=== Section Start ===

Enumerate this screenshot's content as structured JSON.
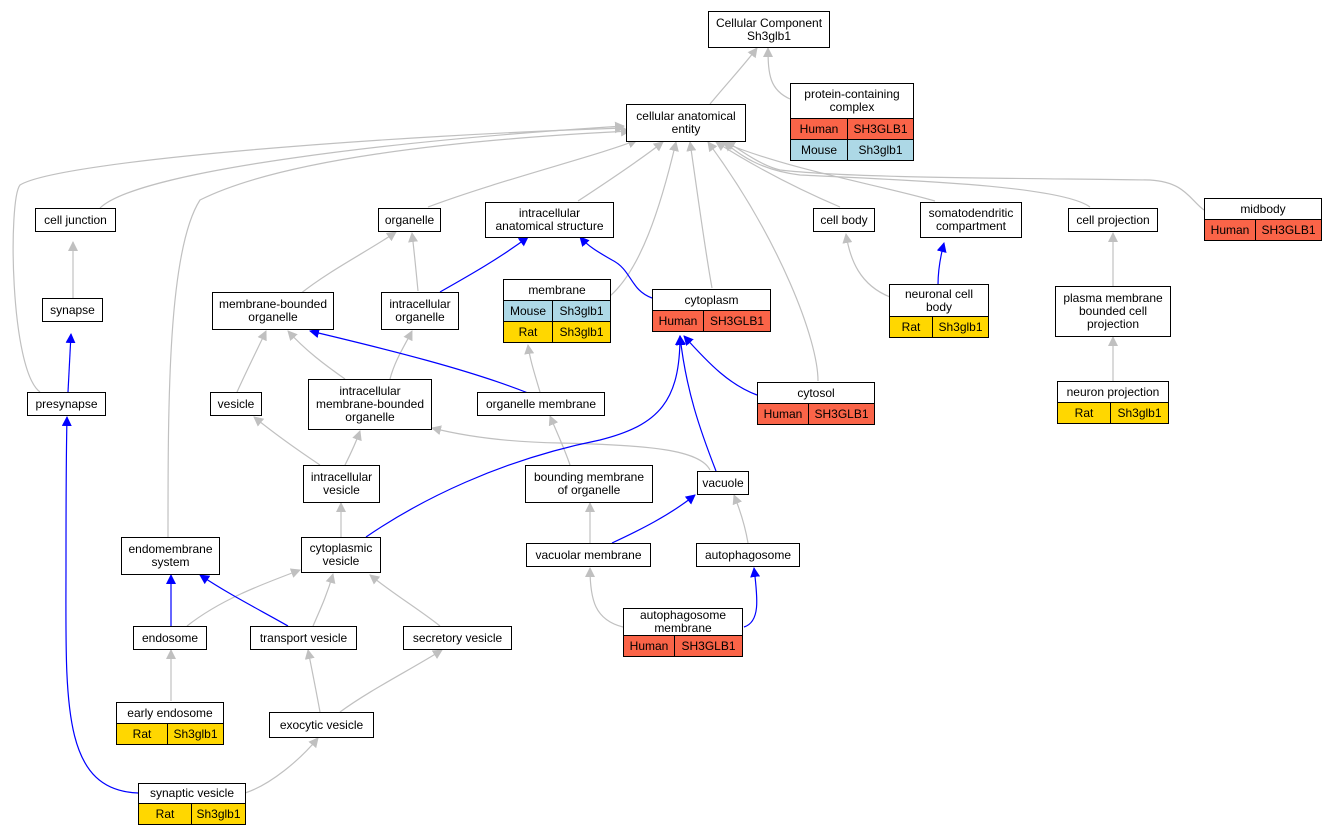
{
  "colors": {
    "human": "#fa6448",
    "mouse": "#add8e6",
    "rat": "#ffd700",
    "edge_gray": "#c0c0c0",
    "edge_blue": "#0000ff"
  },
  "nodes": {
    "root": {
      "label": "Cellular Component\nSh3glb1"
    },
    "cae": {
      "label": "cellular anatomical\nentity"
    },
    "pcc": {
      "label": "protein-containing\ncomplex",
      "rows": [
        [
          "Human",
          "SH3GLB1",
          "human"
        ],
        [
          "Mouse",
          "Sh3glb1",
          "mouse"
        ]
      ]
    },
    "cj": {
      "label": "cell junction"
    },
    "org": {
      "label": "organelle"
    },
    "ias": {
      "label": "intracellular\nanatomical structure"
    },
    "cb": {
      "label": "cell body"
    },
    "sdc": {
      "label": "somatodendritic\ncompartment"
    },
    "cp": {
      "label": "cell projection"
    },
    "mid": {
      "label": "midbody",
      "rows": [
        [
          "Human",
          "SH3GLB1",
          "human"
        ]
      ]
    },
    "syn": {
      "label": "synapse"
    },
    "mbo": {
      "label": "membrane-bounded\norganelle"
    },
    "io": {
      "label": "intracellular\norganelle"
    },
    "mem": {
      "label": "membrane",
      "rows": [
        [
          "Mouse",
          "Sh3glb1",
          "mouse"
        ],
        [
          "Rat",
          "Sh3glb1",
          "rat"
        ]
      ]
    },
    "cyto": {
      "label": "cytoplasm",
      "rows": [
        [
          "Human",
          "SH3GLB1",
          "human"
        ]
      ]
    },
    "ncb": {
      "label": "neuronal cell\nbody",
      "rows": [
        [
          "Rat",
          "Sh3glb1",
          "rat"
        ]
      ]
    },
    "pmbcp": {
      "label": "plasma membrane\nbounded cell\nprojection"
    },
    "pre": {
      "label": "presynapse"
    },
    "ves": {
      "label": "vesicle"
    },
    "imbo": {
      "label": "intracellular\nmembrane-bounded\norganelle"
    },
    "om": {
      "label": "organelle membrane"
    },
    "cytosol": {
      "label": "cytosol",
      "rows": [
        [
          "Human",
          "SH3GLB1",
          "human"
        ]
      ]
    },
    "np": {
      "label": "neuron projection",
      "rows": [
        [
          "Rat",
          "Sh3glb1",
          "rat"
        ]
      ]
    },
    "iv": {
      "label": "intracellular\nvesicle"
    },
    "bmo": {
      "label": "bounding membrane\nof organelle"
    },
    "vac": {
      "label": "vacuole"
    },
    "ems": {
      "label": "endomembrane\nsystem"
    },
    "cv": {
      "label": "cytoplasmic\nvesicle"
    },
    "vm": {
      "label": "vacuolar membrane"
    },
    "auto": {
      "label": "autophagosome"
    },
    "endo": {
      "label": "endosome"
    },
    "tv": {
      "label": "transport vesicle"
    },
    "sv": {
      "label": "secretory vesicle"
    },
    "am": {
      "label": "autophagosome\nmembrane",
      "rows": [
        [
          "Human",
          "SH3GLB1",
          "human"
        ]
      ]
    },
    "ee": {
      "label": "early endosome",
      "rows": [
        [
          "Rat",
          "Sh3glb1",
          "rat"
        ]
      ]
    },
    "ev": {
      "label": "exocytic vesicle"
    },
    "synv": {
      "label": "synaptic vesicle",
      "rows": [
        [
          "Rat",
          "Sh3glb1",
          "rat"
        ]
      ]
    }
  }
}
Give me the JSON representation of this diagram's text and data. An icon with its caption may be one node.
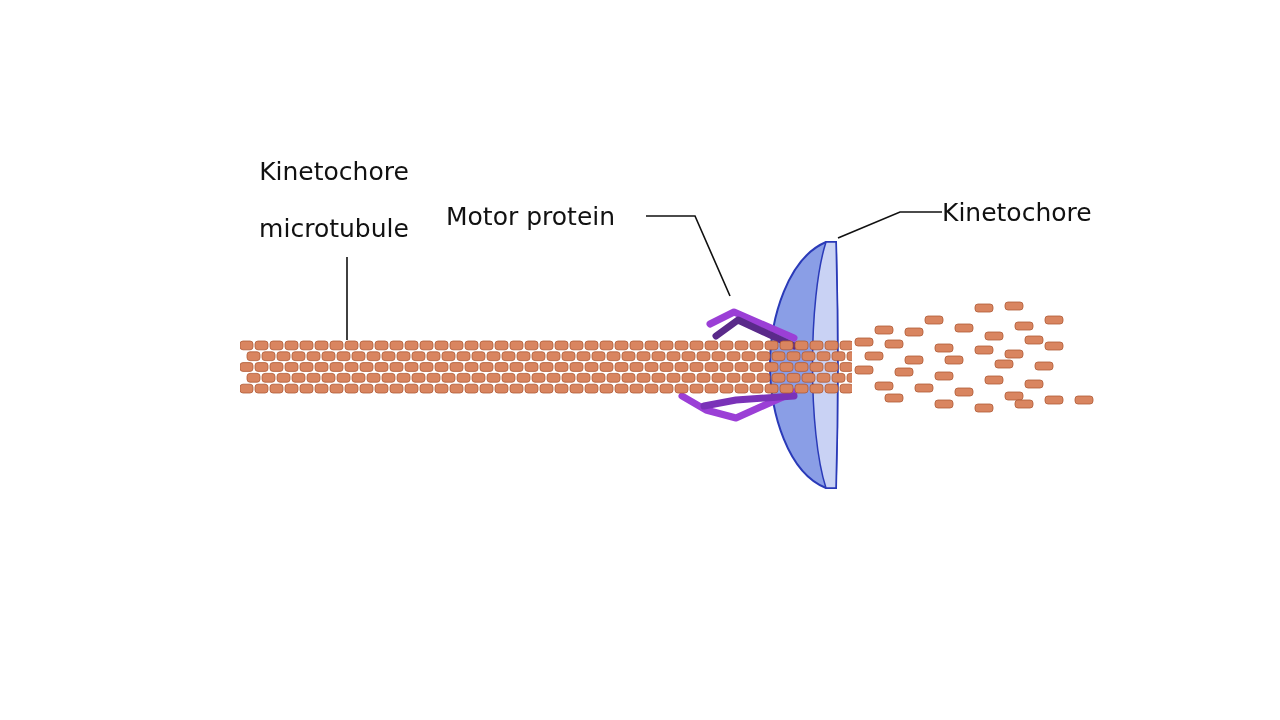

=== Section End ===

## EXERCISE DESCRIPTION
Although the entries contain pictures, reproduce only the rest, exactly as written.

## ANSWER BOX
Enumerate this screenshot's content as structured JSON.
{
  "colors": {
    "human": "#fa6448",
    "mouse": "#add8e6",
    "rat": "#ffd700",
    "edge_gray": "#c0c0c0",
    "edge_blue": "#0000ff"
  },
  "nodes": {
    "root": {
      "label": "Cellular Component\nSh3glb1"
    },
    "cae": {
      "label": "cellular anatomical\nentity"
    },
    "pcc": {
      "label": "protein-containing\ncomplex",
      "rows": [
        [
          "Human",
          "SH3GLB1",
          "human"
        ],
        [
          "Mouse",
          "Sh3glb1",
          "mouse"
        ]
      ]
    },
    "cj": {
      "label": "cell junction"
    },
    "org": {
      "label": "organelle"
    },
    "ias": {
      "label": "intracellular\nanatomical structure"
    },
    "cb": {
      "label": "cell body"
    },
    "sdc": {
      "label": "somatodendritic\ncompartment"
    },
    "cp": {
      "label": "cell projection"
    },
    "mid": {
      "label": "midbody",
      "rows": [
        [
          "Human",
          "SH3GLB1",
          "human"
        ]
      ]
    },
    "syn": {
      "label": "synapse"
    },
    "mbo": {
      "label": "membrane-bounded\norganelle"
    },
    "io": {
      "label": "intracellular\norganelle"
    },
    "mem": {
      "label": "membrane",
      "rows": [
        [
          "Mouse",
          "Sh3glb1",
          "mouse"
        ],
        [
          "Rat",
          "Sh3glb1",
          "rat"
        ]
      ]
    },
    "cyto": {
      "label": "cytoplasm",
      "rows": [
        [
          "Human",
          "SH3GLB1",
          "human"
        ]
      ]
    },
    "ncb": {
      "label": "neuronal cell\nbody",
      "rows": [
        [
          "Rat",
          "Sh3glb1",
          "rat"
        ]
      ]
    },
    "pmbcp": {
      "label": "plasma membrane\nbounded cell\nprojection"
    },
    "pre": {
      "label": "presynapse"
    },
    "ves": {
      "label": "vesicle"
    },
    "imbo": {
      "label": "intracellular\nmembrane-bounded\norganelle"
    },
    "om": {
      "label": "organelle membrane"
    },
    "cytosol": {
      "label": "cytosol",
      "rows": [
        [
          "Human",
          "SH3GLB1",
          "human"
        ]
      ]
    },
    "np": {
      "label": "neuron projection",
      "rows": [
        [
          "Rat",
          "Sh3glb1",
          "rat"
        ]
      ]
    },
    "iv": {
      "label": "intracellular\nvesicle"
    },
    "bmo": {
      "label": "bounding membrane\nof organelle"
    },
    "vac": {
      "label": "vacuole"
    },
    "ems": {
      "label": "endomembrane\nsystem"
    },
    "cv": {
      "label": "cytoplasmic\nvesicle"
    },
    "vm": {
      "label": "vacuolar membrane"
    },
    "auto": {
      "label": "autophagosome"
    },
    "endo": {
      "label": "endosome"
    },
    "tv": {
      "label": "transport vesicle"
    },
    "sv": {
      "label": "secretory vesicle"
    },
    "am": {
      "label": "autophagosome\nmembrane",
      "rows": [
        [
          "Human",
          "SH3GLB1",
          "human"
        ]
      ]
    },
    "ee": {
      "label": "early endosome",
      "rows": [
        [
          "Rat",
          "Sh3glb1",
          "rat"
        ]
      ]
    },
    "ev": {
      "label": "exocytic vesicle"
    },
    "synv": {
      "label": "synaptic vesicle",
      "rows": [
        [
          "Rat",
          "Sh3glb1",
          "rat"
        ]
      ]
    }
  }
}
Give me the JSON representation of this diagram's text and data. An icon with its caption may be one node.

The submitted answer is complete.